* Task brief *
From the material below, pick out every line that contains the string "axis" and copy each of those lines in full.

Entries from a dataset:
----

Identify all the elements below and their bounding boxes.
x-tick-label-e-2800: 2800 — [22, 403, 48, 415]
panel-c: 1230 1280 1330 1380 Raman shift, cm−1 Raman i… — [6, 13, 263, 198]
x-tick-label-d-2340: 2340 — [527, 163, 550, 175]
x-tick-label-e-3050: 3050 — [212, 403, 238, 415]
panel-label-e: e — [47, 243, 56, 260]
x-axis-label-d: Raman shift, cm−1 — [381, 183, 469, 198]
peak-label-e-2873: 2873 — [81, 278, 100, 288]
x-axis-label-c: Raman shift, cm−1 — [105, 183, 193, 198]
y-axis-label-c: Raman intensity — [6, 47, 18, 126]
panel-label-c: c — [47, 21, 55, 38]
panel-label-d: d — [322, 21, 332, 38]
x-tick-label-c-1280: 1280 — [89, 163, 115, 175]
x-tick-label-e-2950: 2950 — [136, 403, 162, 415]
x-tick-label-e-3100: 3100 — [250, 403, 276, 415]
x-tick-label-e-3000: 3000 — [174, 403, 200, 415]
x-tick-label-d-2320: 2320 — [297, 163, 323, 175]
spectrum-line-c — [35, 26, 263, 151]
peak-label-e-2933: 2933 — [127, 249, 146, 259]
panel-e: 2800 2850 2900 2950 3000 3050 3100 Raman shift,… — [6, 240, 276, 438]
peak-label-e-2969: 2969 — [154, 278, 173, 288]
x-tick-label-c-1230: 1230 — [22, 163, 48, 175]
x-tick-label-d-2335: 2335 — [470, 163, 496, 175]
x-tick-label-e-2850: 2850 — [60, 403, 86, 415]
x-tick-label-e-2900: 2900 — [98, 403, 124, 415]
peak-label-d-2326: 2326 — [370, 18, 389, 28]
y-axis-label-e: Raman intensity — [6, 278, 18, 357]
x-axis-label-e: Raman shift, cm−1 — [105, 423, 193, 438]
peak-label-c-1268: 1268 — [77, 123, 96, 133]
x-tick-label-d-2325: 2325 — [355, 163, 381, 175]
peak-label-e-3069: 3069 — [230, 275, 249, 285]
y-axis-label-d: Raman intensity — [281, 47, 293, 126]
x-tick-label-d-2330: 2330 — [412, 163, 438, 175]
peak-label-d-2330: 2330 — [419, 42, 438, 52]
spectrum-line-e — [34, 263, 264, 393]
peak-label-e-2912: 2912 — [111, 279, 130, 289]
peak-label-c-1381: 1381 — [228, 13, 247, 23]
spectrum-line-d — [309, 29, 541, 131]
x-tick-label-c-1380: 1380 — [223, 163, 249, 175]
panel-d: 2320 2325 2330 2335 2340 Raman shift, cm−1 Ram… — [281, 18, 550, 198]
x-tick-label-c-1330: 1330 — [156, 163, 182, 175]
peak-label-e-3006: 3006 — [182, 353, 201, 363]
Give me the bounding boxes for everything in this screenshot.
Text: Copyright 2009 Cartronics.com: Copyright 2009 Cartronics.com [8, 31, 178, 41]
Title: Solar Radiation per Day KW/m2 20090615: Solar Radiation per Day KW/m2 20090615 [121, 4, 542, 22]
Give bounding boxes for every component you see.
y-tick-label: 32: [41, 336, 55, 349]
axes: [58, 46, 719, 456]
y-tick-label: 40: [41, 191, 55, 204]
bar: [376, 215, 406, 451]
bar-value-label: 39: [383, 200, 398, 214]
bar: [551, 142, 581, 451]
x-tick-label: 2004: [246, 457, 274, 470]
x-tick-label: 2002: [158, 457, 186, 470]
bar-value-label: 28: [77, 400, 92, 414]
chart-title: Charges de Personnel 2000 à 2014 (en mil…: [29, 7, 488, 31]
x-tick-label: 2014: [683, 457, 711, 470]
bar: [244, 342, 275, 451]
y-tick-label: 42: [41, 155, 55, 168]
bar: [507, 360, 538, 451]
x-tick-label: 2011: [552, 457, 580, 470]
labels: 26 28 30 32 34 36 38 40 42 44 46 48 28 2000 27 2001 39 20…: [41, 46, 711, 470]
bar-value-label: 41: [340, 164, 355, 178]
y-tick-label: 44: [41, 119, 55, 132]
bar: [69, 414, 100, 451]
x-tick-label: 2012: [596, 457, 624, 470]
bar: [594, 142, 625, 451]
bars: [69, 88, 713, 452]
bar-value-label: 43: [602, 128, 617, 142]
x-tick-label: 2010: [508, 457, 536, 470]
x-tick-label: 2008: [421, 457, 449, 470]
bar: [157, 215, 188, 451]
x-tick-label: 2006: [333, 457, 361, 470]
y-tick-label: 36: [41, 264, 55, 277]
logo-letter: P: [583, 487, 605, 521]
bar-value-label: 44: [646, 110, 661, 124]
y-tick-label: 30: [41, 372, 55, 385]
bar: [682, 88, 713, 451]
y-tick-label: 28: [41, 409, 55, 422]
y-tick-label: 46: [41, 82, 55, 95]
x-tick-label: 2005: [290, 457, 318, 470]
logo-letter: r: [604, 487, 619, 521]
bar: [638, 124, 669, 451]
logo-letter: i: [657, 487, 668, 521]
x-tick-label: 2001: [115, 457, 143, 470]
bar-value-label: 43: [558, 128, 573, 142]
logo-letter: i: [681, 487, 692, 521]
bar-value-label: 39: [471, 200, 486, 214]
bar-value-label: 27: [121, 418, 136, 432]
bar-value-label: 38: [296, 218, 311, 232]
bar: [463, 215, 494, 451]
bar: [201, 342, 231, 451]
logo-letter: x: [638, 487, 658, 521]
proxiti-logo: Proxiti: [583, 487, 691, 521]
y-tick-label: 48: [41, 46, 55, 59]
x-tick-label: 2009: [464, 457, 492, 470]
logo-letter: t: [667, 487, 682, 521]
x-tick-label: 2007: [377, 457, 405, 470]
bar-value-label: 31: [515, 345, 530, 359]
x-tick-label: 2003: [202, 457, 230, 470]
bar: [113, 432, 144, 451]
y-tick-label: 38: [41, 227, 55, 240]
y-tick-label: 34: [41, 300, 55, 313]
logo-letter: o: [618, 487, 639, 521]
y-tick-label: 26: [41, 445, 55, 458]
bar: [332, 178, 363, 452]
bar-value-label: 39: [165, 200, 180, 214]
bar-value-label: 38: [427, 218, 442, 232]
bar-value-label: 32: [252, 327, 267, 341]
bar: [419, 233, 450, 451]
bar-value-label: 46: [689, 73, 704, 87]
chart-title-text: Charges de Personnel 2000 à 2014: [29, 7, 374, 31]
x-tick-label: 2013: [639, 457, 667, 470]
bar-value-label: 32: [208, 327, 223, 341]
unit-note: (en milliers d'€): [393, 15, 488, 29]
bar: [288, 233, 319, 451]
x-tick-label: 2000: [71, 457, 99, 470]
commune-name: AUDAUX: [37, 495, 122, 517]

----

* Task response *
x-axis-label-d: Raman shift, cm−1 — [381, 183, 469, 198]
x-axis-label-c: Raman shift, cm−1 — [105, 183, 193, 198]
y-axis-label-c: Raman intensity — [6, 47, 18, 126]
y-axis-label-e: Raman intensity — [6, 278, 18, 357]
x-axis-label-e: Raman shift, cm−1 — [105, 423, 193, 438]
y-axis-label-d: Raman intensity — [281, 47, 293, 126]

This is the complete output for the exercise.